GIVEN PROBLEM
Every line below that mentions the word "title" should be copied out.
===== SOURCE MATERIAL
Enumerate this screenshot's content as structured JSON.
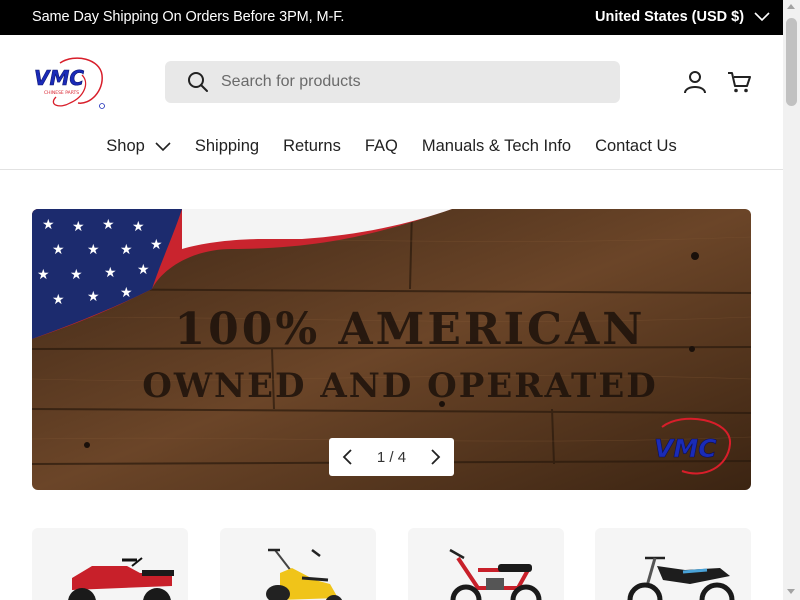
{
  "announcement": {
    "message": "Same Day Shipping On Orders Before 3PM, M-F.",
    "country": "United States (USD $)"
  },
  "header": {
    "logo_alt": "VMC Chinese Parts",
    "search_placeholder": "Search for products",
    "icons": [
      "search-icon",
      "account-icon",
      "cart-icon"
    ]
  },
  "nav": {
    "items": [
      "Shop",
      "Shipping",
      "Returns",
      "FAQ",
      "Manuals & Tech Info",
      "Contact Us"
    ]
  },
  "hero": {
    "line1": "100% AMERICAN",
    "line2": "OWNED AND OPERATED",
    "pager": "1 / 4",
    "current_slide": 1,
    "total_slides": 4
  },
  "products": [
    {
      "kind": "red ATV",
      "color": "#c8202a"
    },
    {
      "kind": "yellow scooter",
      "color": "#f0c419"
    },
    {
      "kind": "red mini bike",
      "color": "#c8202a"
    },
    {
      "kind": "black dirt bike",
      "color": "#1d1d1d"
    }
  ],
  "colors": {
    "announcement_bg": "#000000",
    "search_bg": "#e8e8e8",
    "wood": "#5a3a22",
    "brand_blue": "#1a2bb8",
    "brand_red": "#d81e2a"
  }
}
==========
===== SOURCE MATERIAL
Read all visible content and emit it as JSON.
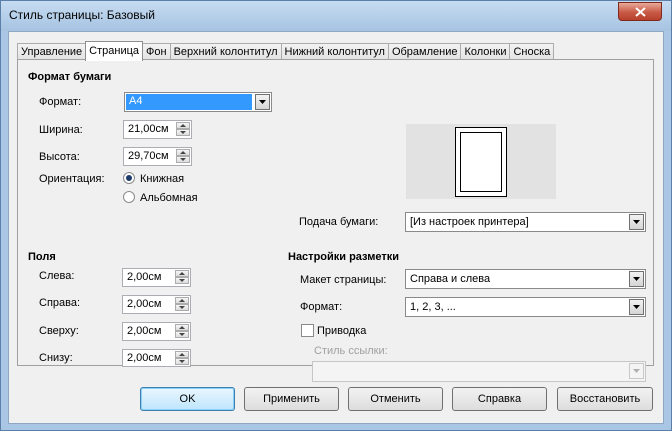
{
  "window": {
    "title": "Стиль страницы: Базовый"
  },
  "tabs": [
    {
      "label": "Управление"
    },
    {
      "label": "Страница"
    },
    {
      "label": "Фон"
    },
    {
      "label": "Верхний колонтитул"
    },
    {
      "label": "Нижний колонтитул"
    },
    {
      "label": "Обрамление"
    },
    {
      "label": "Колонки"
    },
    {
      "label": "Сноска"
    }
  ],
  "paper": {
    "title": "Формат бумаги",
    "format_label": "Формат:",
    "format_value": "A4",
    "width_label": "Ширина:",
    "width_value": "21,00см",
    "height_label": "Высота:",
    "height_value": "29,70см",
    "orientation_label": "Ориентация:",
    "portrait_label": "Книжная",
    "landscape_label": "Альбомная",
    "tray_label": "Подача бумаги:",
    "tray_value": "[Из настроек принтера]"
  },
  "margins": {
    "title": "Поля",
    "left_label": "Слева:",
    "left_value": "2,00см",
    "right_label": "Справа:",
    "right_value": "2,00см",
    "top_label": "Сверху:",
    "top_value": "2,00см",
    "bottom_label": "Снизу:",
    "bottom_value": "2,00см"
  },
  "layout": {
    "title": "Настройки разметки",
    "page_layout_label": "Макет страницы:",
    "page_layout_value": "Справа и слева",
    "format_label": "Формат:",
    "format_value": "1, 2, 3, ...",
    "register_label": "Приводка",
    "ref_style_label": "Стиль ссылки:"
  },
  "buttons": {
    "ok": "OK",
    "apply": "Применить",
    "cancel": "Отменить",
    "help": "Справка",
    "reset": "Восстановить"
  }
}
==========
CORRECT RESULT
    "title": "Стиль страницы: Базовый"
    "title": "Формат бумаги",
    "title": "Поля",
    "title": "Настройки разметки",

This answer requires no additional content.